E' in questo spirito che io mi felicito degli scambi approfonditi che il vostro colloquio vi avrà permesso. Formulo i migliori voti affinché questo incontro sia di aiuto a tutti i partecipanti per realizzare, ciascuno secondo la propria responsabilità, gli obiettivi che sono stati messi in luce, sia che si tratti dell'uomo, della famiglia o dello Stato. Che Dio vi assista in questo nobile compito, e io vi benedico di tutto cuore.

[Traduzione dal francese]

Data: 1980-11-10 Data estesa: Lunedi 10 Novembre 1980.


Al pellegrinaggio nazionale delle famiglie francesi - Città del Vaticano (Roma)

Titolo: Restituire al mondo il gusto della vita

Care famiglie cattoliche, venute soprattutto dalla Francia, ma anche d'oltremare.

Con l'appoggio del Cardinale Arcivescovo di Lione, che mi piace salutare in primo luogo e molto fraternamente, avete preparato da lungo tempo questo bel pellegrinaggio. Responsabili e partecipanti, avete tutti diritto alle felicitazioni del Papa, così felice di accogliervi qui, come voi stessi l'avete così ben ricevuto in Francia.

1. A questa riunione romana, avete voluto dare un carattere familiare completo.

Consegne dell'esercizio:
1. Traduci in inglese questa frase del discorso: "Che Dio vi assista in questo nobile compito, e io vi benedico di tutto cuore."
2. Per favore, cita parola per parola il passo del discorso che inizia con "Al pellegrinaggio nazionale" e finisce con "ma anche d'oltremare.".

Informazioni estratte:
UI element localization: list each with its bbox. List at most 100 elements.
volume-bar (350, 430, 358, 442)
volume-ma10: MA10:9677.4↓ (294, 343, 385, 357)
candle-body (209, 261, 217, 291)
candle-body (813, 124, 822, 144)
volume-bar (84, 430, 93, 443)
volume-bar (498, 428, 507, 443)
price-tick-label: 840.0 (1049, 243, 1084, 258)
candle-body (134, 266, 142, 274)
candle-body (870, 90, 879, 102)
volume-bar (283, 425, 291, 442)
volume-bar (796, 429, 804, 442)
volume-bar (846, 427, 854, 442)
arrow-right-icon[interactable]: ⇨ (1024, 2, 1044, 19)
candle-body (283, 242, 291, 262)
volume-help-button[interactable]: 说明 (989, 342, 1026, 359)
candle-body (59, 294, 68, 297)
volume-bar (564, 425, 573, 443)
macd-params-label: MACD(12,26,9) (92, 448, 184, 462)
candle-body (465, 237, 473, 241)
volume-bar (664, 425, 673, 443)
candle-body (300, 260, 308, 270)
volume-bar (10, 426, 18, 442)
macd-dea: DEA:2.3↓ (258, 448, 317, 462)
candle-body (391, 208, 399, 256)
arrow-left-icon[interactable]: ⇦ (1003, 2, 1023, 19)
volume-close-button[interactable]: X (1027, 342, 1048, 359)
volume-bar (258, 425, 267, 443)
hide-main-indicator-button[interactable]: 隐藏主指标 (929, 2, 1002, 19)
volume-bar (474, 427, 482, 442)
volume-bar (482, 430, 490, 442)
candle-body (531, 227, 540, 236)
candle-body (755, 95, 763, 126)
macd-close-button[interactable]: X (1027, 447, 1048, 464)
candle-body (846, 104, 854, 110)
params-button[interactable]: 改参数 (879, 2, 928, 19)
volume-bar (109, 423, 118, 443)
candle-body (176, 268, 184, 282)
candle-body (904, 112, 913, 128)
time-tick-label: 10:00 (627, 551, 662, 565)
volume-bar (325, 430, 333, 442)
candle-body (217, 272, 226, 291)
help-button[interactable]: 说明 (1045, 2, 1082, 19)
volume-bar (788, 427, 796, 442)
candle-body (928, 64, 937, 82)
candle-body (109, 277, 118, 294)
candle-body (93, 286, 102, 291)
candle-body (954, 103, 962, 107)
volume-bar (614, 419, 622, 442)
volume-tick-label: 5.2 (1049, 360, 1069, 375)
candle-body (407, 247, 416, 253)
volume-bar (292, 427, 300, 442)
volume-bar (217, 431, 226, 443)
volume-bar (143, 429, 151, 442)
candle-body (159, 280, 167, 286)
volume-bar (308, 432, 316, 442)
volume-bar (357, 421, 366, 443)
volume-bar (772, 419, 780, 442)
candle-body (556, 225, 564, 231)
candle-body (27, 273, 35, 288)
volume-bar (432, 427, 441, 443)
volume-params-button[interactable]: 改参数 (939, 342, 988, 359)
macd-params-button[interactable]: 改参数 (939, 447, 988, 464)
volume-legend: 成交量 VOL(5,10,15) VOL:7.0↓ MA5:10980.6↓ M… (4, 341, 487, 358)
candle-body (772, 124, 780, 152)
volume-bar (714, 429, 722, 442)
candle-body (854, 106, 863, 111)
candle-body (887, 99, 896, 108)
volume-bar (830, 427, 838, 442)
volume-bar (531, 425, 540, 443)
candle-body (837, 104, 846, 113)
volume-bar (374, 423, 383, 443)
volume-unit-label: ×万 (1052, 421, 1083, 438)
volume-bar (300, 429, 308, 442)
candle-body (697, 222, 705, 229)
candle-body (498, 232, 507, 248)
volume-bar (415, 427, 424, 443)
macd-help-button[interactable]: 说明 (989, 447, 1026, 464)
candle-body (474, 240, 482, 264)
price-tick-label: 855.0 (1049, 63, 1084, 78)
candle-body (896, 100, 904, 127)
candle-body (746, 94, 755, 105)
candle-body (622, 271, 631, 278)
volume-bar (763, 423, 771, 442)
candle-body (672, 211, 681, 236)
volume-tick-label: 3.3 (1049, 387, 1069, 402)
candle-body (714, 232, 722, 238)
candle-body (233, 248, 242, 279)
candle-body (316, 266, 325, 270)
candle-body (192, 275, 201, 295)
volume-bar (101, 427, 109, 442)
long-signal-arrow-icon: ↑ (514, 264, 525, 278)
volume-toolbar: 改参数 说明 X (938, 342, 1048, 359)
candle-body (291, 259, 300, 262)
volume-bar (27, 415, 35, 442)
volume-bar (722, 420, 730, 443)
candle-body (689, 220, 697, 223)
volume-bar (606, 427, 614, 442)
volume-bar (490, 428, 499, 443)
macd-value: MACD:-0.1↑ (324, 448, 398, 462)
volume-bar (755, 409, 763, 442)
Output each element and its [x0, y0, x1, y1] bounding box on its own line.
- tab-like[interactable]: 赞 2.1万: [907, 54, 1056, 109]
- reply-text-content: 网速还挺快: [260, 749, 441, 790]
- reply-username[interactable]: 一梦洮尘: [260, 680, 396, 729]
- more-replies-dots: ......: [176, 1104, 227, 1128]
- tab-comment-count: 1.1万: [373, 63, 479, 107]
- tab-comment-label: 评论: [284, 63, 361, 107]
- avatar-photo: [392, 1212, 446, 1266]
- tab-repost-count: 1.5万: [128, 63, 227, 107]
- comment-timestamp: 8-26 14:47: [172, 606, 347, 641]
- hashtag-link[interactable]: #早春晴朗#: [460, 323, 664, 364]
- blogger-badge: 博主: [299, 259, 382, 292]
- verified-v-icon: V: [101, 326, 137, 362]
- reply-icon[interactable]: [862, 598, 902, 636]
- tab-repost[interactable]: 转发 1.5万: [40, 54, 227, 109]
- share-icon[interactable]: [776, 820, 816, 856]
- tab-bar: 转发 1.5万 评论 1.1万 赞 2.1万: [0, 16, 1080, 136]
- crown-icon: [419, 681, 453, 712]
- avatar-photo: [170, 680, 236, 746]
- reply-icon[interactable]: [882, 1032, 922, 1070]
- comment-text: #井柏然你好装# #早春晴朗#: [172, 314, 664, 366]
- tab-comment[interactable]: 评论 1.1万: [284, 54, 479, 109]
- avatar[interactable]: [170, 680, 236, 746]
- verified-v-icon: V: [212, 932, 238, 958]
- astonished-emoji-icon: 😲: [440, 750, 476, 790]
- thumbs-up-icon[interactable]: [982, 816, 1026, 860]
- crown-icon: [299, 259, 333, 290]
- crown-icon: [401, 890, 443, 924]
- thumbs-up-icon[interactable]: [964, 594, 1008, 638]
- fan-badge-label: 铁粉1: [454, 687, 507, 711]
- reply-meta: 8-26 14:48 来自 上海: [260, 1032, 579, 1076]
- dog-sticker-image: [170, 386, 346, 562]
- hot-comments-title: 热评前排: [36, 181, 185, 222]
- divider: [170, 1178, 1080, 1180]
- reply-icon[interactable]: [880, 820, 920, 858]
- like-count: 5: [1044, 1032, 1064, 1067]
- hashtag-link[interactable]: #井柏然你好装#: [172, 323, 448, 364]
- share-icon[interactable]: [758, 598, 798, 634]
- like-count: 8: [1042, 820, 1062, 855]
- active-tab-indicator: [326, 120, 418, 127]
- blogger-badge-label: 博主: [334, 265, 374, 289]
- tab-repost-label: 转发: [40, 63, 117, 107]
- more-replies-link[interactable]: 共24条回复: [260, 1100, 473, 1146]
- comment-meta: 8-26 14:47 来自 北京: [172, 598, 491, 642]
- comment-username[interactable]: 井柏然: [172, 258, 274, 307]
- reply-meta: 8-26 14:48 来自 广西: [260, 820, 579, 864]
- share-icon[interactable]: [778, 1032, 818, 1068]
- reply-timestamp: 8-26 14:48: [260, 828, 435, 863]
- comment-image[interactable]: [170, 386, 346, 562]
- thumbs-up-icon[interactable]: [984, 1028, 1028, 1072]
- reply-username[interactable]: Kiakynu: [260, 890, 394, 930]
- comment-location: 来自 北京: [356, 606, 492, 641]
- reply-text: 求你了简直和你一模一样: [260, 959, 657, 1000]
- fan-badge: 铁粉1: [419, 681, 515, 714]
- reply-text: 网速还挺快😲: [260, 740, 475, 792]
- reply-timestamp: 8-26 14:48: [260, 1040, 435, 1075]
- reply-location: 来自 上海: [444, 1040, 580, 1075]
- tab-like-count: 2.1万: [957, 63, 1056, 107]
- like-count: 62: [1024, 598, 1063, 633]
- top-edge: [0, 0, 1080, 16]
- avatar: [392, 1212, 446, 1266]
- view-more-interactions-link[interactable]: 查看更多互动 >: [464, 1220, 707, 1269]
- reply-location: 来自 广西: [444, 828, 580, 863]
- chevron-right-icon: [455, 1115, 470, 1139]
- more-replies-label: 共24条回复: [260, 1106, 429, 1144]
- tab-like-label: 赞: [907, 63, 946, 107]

Risposte alle consegne:
1. May God assist you in this noble task, and I bless you with all my heart.

2.
Al pellegrinaggio nazionale delle famiglie francesi - Città del Vaticano (Roma)

Titolo: Restituire al mondo il gusto della vita

Care famiglie cattoliche, venute soprattutto dalla Francia, ma anche d'oltremare.